## [Information shown]
------------------------------------------------

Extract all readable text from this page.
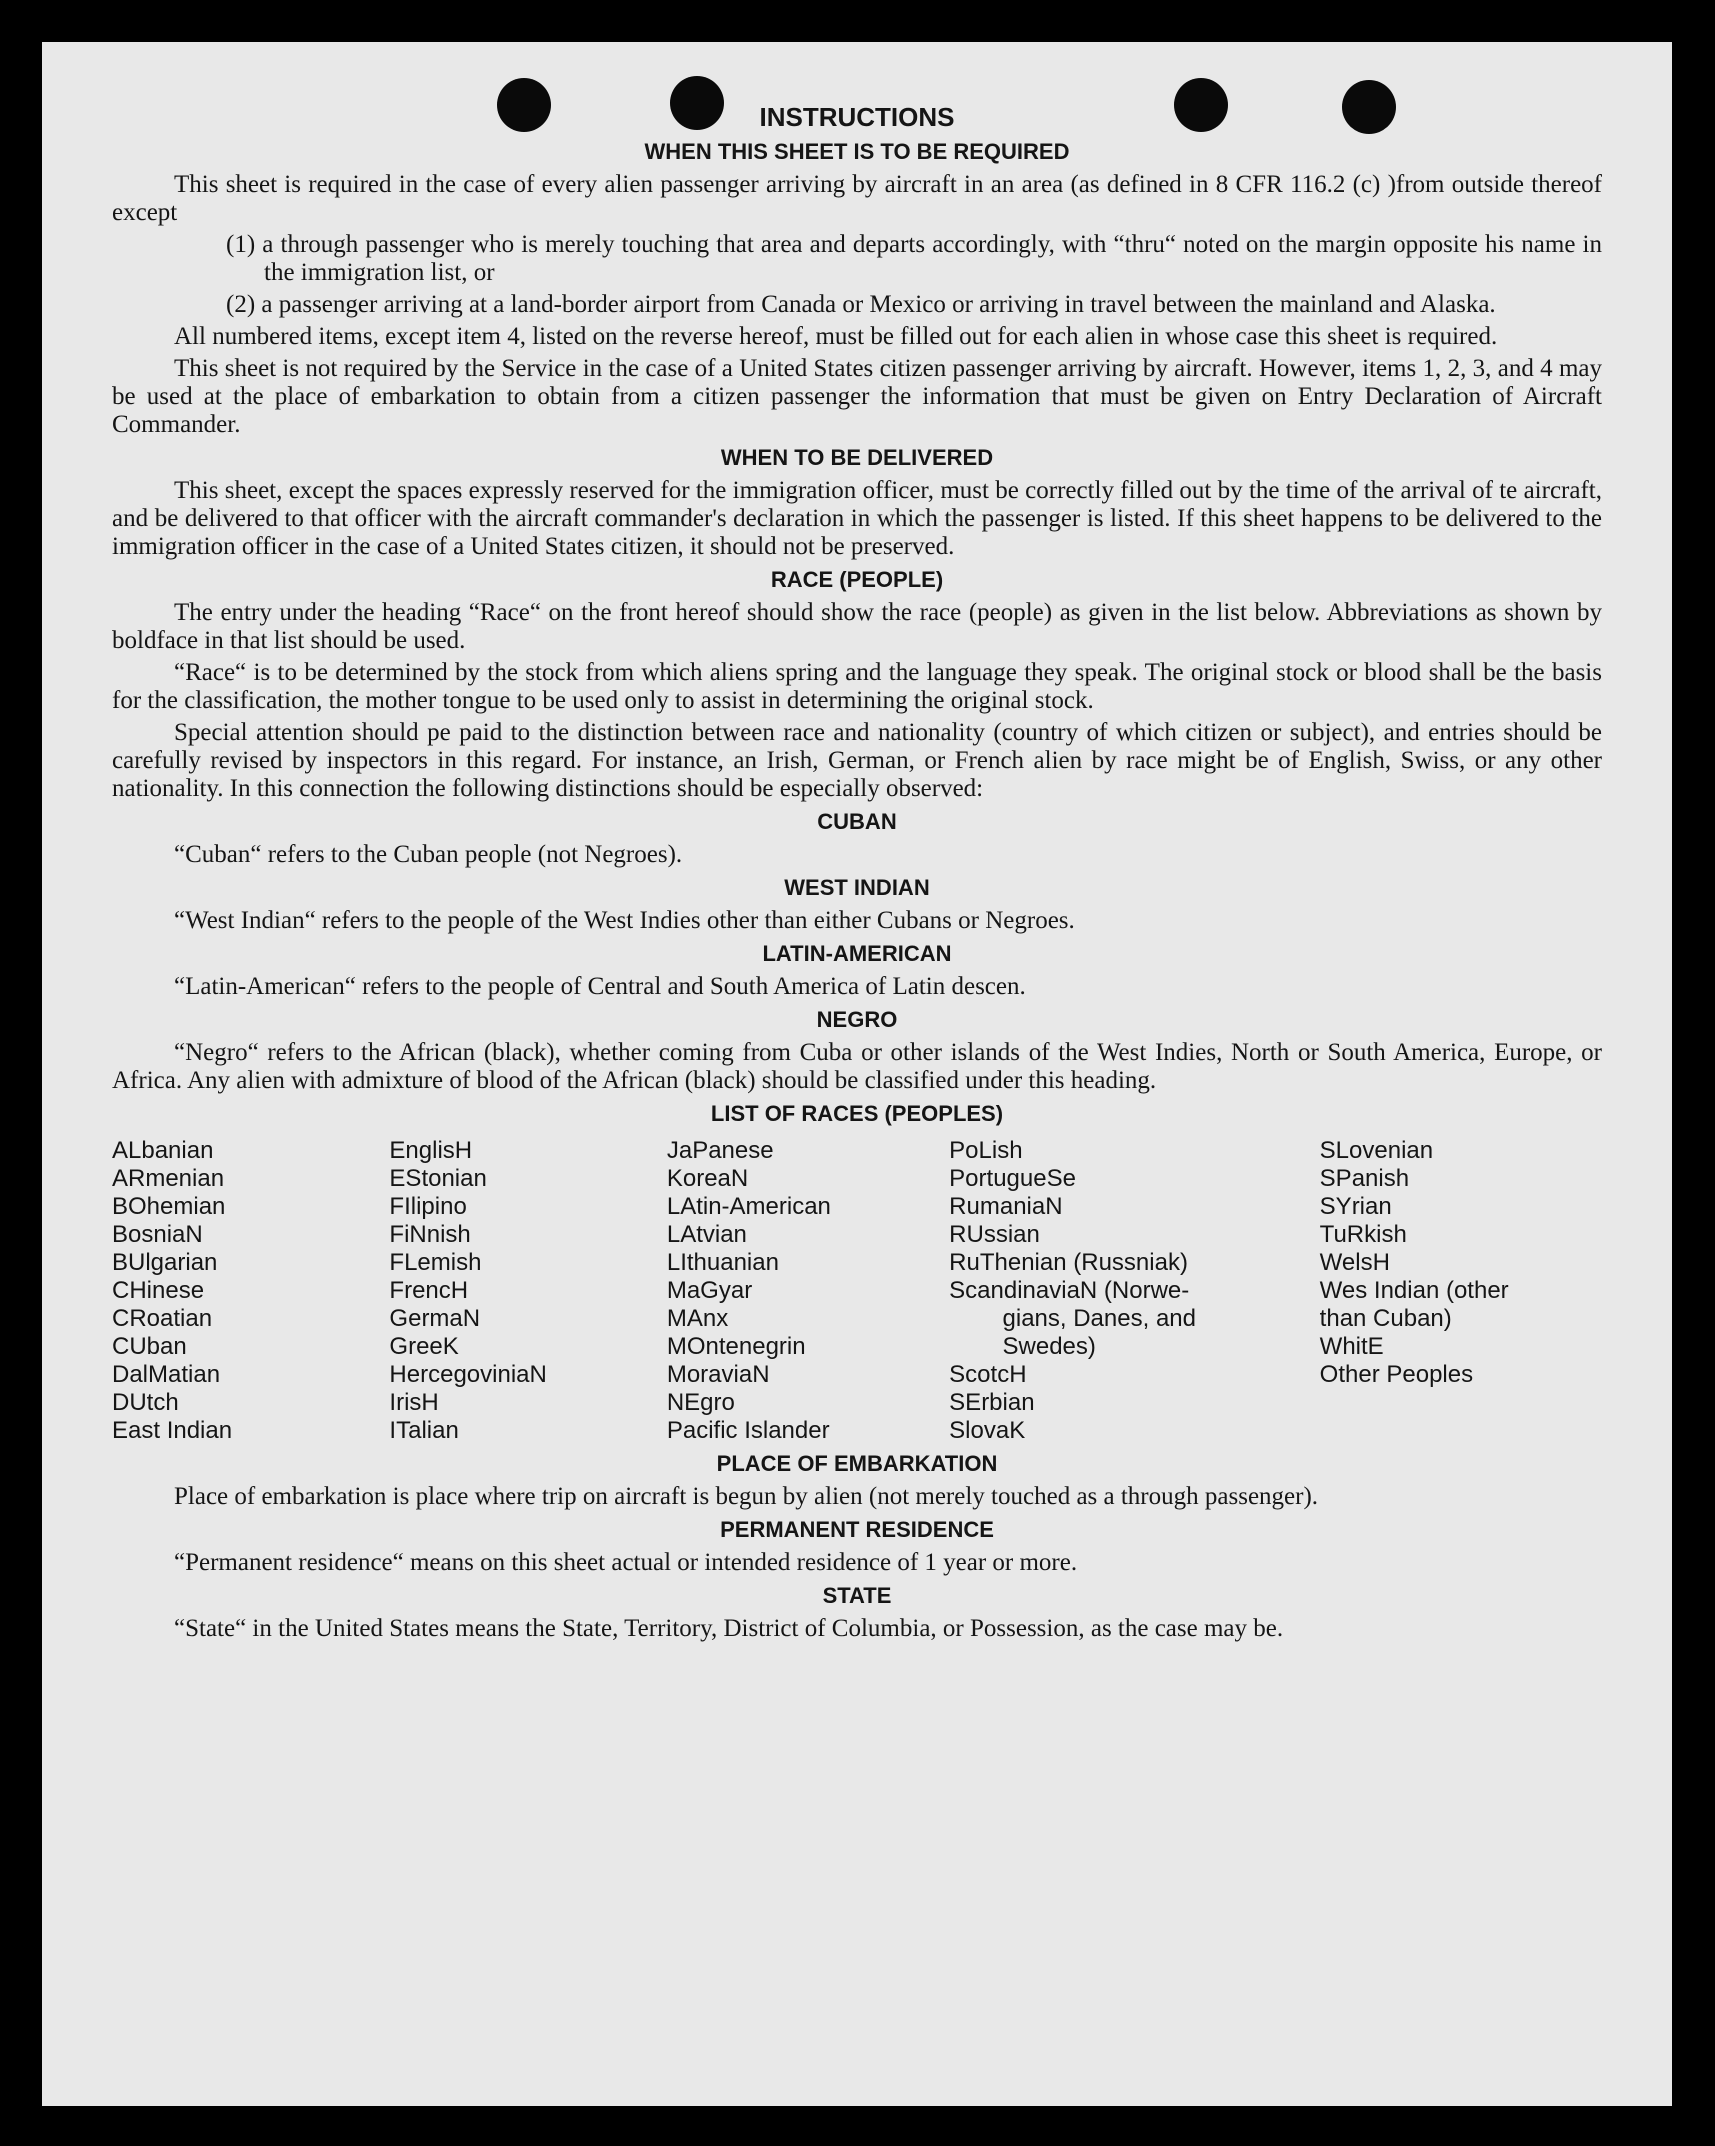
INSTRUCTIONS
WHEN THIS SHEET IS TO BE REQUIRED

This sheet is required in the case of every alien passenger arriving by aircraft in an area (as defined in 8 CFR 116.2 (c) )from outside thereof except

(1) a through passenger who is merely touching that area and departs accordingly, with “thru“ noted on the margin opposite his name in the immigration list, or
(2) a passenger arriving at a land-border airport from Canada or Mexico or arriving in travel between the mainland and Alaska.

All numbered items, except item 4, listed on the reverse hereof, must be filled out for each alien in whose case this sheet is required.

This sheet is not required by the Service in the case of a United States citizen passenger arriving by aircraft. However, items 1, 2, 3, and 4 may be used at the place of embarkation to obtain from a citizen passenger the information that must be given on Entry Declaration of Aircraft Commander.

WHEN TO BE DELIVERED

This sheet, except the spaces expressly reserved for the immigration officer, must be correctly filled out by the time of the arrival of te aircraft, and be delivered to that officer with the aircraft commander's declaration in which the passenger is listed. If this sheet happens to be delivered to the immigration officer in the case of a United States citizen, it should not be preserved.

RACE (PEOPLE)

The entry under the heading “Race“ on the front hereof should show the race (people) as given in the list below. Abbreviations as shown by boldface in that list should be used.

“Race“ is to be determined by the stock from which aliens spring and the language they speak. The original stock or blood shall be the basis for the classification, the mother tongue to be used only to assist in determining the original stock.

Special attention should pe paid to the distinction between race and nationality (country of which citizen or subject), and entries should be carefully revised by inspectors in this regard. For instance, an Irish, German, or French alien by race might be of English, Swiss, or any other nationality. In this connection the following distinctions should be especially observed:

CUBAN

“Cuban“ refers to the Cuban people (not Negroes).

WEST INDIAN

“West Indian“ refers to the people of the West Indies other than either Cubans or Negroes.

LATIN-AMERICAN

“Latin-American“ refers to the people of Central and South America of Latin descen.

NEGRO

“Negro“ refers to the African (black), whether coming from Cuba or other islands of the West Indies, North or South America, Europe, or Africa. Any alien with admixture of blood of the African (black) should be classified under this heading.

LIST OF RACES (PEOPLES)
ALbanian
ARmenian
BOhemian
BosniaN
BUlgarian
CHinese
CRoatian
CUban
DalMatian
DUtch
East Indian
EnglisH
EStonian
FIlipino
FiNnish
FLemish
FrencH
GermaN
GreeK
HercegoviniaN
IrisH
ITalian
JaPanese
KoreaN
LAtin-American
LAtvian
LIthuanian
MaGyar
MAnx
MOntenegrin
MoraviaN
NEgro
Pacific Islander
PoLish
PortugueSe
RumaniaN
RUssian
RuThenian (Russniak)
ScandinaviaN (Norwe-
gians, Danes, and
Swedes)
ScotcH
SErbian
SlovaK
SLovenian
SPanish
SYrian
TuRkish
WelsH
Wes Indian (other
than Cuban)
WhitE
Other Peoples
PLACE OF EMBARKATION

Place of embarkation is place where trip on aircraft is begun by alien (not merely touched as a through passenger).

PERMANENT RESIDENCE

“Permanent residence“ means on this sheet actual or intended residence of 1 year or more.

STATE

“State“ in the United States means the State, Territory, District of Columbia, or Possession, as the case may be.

------------------------------------------------

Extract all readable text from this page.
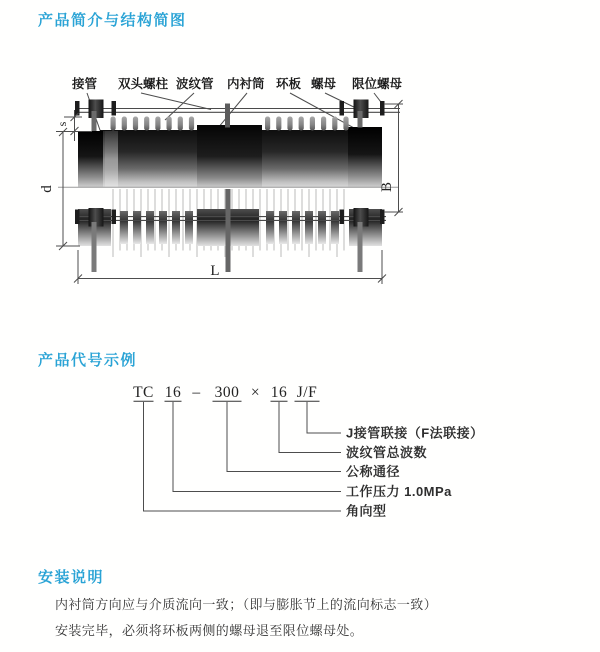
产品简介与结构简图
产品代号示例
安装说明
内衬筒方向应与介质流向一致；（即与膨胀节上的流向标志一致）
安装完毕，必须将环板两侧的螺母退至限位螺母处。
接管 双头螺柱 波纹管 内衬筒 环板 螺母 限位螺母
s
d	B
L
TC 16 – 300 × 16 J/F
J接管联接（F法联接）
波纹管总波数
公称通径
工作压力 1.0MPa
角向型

------------------------------------------------

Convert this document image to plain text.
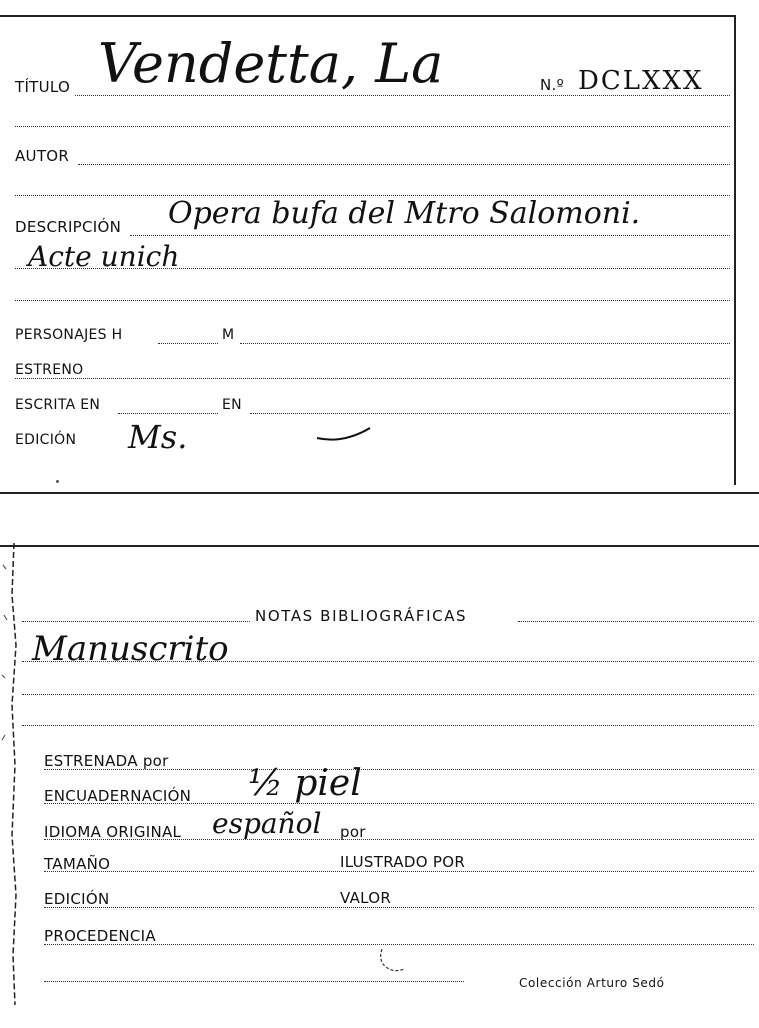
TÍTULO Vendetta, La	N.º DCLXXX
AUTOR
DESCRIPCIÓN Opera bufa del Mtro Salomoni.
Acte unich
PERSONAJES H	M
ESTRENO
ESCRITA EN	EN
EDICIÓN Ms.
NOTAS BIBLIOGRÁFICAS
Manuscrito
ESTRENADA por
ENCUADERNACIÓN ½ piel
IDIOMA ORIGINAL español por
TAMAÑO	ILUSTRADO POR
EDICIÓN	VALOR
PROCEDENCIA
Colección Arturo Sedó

------------------------------------------------

## [Instruction]
Check each line above for the string "used", then copy the ones that have it.

## [The reply]
This sheet is not required by the Service in the case of a United States citizen passenger arriving by aircraft. However, items 1, 2, 3, and 4 may be used at the place of embarkation to obtain from a citizen passenger the information that must be given on Entry Declaration of Aircraft Commander.
The entry under the heading “Race“ on the front hereof should show the race (people) as given in the list below. Abbreviations as shown by boldface in that list should be used.
“Race“ is to be determined by the stock from which aliens spring and the language they speak. The original stock or blood shall be the basis for the classification, the mother tongue to be used only to assist in determining the original stock.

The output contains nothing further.